◆ **Aim**
Determine how many lines of the records include "screenshot", and answer with the number alone.

◆ **Provided material**
◇ ◇ ◇ ◇ ◇

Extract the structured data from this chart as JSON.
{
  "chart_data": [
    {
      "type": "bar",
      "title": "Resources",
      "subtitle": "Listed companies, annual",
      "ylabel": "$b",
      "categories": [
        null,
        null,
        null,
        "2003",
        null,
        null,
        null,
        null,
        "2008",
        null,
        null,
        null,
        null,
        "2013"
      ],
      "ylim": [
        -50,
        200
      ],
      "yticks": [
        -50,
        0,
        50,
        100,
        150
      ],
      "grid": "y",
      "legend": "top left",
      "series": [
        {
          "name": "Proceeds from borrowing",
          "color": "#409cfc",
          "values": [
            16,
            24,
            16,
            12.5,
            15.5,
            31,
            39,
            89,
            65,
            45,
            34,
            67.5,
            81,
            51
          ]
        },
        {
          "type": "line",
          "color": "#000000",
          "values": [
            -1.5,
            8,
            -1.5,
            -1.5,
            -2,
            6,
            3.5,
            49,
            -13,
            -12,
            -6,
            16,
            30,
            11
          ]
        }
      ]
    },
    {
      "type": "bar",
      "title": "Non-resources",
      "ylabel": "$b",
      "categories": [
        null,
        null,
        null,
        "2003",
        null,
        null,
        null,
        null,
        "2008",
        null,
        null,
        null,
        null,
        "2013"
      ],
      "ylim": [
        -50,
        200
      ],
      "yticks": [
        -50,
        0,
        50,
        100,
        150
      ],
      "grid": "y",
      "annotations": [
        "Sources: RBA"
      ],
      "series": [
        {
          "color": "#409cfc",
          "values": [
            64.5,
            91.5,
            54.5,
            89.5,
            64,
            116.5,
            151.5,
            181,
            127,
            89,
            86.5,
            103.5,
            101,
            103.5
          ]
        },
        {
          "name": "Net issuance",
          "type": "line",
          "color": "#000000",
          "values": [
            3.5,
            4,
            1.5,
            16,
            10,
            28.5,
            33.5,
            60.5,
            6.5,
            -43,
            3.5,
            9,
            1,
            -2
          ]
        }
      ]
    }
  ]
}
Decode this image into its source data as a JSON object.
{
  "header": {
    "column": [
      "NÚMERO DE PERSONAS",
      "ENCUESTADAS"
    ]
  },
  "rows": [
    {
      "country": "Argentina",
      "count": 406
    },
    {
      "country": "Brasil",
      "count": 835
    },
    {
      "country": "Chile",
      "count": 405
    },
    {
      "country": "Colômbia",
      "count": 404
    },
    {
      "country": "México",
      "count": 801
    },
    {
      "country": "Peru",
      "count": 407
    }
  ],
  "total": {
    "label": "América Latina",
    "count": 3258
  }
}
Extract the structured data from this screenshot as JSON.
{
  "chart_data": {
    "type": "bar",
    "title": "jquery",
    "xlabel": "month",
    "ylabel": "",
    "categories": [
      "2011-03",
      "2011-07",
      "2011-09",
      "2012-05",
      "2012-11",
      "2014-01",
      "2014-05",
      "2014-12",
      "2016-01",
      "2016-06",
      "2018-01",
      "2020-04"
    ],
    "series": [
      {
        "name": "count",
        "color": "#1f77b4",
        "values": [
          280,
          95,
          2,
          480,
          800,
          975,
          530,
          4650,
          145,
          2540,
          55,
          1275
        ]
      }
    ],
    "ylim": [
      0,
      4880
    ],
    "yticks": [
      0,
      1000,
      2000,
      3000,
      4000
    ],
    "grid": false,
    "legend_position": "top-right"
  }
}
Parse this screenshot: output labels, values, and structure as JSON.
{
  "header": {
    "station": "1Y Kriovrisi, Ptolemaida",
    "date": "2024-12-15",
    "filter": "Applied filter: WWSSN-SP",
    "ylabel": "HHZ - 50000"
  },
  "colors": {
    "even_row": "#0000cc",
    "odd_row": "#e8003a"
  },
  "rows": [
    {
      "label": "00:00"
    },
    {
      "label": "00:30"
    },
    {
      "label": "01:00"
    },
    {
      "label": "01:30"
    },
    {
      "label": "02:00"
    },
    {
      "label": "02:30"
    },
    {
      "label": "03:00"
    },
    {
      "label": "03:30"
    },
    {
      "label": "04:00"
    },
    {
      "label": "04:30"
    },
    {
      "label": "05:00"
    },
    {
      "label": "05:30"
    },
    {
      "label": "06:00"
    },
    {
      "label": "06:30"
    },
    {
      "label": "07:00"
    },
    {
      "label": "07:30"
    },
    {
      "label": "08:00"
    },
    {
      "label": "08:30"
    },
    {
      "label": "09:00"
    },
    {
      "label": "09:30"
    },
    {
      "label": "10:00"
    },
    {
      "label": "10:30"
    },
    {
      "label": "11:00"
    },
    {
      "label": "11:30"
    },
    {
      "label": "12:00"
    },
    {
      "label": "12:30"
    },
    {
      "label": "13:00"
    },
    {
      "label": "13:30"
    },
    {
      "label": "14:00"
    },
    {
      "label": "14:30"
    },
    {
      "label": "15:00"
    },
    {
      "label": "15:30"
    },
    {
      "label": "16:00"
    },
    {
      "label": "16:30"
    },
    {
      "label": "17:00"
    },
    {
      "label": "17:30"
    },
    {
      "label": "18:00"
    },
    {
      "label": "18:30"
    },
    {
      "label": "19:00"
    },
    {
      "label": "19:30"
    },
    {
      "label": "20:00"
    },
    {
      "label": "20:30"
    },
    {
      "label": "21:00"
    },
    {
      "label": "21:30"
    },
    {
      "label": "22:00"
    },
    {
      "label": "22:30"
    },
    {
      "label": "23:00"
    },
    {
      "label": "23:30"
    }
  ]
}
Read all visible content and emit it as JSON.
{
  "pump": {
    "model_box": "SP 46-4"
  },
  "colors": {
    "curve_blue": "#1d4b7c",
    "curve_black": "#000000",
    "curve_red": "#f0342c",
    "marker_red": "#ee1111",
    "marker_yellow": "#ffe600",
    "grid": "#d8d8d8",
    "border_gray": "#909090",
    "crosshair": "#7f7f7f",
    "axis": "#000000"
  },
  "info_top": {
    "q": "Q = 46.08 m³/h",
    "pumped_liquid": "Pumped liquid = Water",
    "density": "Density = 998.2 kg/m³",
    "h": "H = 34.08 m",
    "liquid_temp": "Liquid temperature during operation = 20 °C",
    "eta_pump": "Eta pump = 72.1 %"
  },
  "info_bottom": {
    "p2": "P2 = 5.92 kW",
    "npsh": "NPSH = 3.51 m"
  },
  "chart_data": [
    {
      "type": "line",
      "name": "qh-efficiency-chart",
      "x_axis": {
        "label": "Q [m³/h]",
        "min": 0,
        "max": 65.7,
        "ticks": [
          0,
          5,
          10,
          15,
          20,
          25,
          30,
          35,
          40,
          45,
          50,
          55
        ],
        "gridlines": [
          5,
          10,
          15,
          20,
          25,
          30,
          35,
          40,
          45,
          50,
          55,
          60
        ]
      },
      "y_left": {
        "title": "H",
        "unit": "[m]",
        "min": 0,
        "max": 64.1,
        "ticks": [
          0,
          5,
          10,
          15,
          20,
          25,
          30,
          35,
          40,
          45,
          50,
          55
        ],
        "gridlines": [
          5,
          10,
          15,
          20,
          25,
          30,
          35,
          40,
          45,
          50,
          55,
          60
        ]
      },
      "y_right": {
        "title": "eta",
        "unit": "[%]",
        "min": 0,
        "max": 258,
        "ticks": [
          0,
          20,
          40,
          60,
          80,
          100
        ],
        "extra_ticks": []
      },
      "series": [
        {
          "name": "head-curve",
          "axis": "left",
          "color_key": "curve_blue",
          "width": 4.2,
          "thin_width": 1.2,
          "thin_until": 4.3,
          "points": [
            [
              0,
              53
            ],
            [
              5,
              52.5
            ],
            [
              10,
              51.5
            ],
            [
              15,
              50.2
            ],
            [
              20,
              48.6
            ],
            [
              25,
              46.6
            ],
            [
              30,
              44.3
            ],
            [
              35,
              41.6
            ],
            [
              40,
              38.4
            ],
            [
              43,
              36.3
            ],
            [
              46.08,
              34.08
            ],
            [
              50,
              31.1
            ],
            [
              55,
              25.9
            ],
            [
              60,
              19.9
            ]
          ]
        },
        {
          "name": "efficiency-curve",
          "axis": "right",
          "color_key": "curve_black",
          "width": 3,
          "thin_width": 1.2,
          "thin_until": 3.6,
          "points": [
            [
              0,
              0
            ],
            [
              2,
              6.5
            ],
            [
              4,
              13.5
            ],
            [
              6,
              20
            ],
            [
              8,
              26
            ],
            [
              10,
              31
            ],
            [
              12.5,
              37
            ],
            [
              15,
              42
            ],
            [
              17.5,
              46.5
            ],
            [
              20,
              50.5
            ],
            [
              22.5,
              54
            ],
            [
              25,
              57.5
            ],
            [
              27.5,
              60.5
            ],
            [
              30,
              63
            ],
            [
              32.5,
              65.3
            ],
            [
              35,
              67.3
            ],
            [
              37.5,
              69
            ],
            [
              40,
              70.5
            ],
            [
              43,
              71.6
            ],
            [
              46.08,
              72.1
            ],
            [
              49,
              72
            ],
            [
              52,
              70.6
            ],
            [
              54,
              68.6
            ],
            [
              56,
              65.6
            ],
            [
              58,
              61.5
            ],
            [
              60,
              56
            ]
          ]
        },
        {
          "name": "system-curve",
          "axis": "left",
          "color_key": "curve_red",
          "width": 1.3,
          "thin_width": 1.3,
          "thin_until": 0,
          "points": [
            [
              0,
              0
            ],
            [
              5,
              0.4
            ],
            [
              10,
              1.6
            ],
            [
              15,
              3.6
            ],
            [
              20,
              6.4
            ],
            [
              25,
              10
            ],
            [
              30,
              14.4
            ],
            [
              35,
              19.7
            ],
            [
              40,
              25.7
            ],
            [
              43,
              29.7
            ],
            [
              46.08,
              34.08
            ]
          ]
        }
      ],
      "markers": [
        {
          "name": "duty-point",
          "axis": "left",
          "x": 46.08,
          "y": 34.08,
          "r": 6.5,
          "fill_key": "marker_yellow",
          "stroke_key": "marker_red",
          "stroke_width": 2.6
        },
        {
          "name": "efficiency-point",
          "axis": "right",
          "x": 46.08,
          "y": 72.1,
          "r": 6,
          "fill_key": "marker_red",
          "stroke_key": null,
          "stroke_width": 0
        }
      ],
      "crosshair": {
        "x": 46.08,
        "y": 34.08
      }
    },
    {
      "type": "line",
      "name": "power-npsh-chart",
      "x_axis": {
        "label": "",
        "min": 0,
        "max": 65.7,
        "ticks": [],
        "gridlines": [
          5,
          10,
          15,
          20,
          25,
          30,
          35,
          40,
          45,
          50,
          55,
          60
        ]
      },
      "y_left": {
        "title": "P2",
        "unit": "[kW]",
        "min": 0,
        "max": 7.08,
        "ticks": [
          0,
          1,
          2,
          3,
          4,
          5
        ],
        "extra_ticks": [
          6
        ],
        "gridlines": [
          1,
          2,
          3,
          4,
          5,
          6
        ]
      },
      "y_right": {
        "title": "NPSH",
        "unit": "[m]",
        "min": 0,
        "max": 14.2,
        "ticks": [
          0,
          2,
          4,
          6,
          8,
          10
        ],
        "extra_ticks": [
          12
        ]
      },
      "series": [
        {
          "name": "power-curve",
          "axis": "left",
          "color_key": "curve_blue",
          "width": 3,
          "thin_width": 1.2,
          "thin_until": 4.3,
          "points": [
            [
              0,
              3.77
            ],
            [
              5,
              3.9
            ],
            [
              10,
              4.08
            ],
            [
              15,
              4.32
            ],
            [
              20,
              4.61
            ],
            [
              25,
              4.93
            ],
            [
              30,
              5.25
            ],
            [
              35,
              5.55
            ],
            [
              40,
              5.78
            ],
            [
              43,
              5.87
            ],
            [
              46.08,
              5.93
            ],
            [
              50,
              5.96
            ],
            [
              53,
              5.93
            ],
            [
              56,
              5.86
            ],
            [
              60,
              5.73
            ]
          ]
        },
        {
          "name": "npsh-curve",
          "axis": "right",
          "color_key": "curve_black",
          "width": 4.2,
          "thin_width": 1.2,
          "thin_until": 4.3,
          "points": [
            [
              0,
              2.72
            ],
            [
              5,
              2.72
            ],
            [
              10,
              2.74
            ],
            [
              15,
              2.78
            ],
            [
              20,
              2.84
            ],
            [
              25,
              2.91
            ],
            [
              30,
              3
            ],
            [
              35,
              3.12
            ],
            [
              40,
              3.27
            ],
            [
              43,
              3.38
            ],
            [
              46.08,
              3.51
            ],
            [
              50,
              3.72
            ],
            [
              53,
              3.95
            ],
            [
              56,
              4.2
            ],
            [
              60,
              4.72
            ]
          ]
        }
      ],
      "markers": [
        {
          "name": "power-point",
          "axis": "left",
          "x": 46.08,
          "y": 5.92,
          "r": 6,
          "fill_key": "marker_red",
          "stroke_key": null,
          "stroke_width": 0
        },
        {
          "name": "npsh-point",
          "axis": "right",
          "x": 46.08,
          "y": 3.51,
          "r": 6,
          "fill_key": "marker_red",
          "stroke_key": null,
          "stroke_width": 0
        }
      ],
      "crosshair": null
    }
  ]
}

◇ ◇ ◇ ◇ ◇

◆ **Task result**
2